━━━ Dataset

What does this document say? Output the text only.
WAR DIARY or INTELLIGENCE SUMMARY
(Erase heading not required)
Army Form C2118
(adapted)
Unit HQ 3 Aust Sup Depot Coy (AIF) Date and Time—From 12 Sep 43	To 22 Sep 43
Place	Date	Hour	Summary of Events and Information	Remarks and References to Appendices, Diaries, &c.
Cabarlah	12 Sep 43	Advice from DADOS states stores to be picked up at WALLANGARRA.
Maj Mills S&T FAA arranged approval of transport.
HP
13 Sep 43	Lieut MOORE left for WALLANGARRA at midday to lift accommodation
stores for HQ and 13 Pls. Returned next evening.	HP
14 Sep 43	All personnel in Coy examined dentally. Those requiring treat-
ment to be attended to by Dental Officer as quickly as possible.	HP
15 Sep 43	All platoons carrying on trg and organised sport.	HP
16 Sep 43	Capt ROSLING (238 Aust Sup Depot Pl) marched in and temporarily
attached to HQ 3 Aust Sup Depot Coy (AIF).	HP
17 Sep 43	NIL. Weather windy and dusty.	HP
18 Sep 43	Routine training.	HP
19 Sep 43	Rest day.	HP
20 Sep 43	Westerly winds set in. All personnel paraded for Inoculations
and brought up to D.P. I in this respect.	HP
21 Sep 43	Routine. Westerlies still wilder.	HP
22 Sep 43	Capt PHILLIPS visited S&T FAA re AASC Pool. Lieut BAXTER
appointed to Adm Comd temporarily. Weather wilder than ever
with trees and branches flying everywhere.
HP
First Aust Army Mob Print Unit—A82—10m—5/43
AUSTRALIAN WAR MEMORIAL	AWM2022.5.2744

━━━━━━
━━━ Dataset

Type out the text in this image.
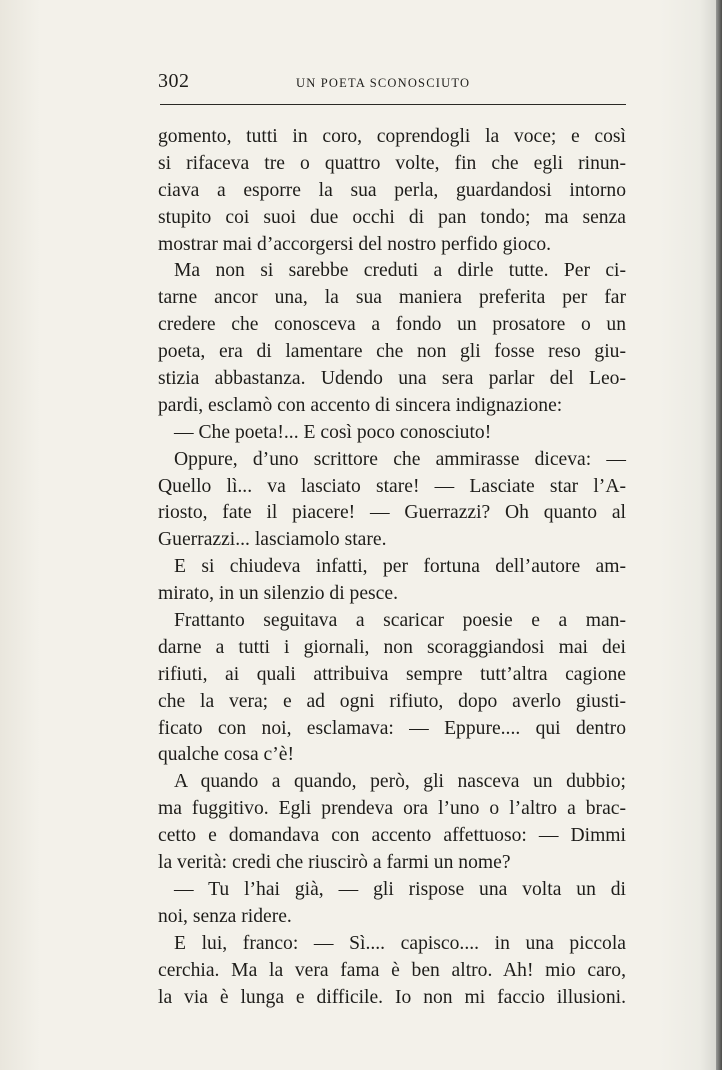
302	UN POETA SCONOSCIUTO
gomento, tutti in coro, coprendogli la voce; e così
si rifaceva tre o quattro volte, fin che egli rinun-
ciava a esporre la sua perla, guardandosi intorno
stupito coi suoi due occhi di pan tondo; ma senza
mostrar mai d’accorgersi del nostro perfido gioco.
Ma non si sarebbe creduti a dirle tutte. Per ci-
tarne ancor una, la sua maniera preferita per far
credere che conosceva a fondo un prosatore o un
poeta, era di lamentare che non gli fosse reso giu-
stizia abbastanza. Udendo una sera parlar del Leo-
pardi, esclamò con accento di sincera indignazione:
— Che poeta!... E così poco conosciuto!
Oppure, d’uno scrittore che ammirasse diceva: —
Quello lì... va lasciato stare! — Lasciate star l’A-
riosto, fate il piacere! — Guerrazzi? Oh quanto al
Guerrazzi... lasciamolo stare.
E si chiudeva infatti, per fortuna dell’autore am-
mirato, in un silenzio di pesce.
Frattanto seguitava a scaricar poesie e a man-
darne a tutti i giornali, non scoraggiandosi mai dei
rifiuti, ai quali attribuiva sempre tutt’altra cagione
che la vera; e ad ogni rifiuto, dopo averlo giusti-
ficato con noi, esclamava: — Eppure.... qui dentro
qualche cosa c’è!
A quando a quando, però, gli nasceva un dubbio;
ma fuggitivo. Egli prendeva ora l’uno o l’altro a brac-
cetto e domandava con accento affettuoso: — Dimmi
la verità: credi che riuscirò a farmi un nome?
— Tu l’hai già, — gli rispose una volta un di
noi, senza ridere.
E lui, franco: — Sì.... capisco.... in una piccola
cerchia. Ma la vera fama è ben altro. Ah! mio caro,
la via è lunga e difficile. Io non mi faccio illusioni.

━━━━━━

- **Problem to work on**:
Using the listing above, pick out each line that contains the word "personnel", then copy it.

- **Correct output**:
14 Sep 43	All personnel in Coy examined dentally. Those requiring treat-
20 Sep 43	Westerly winds set in. All personnel paraded for Inoculations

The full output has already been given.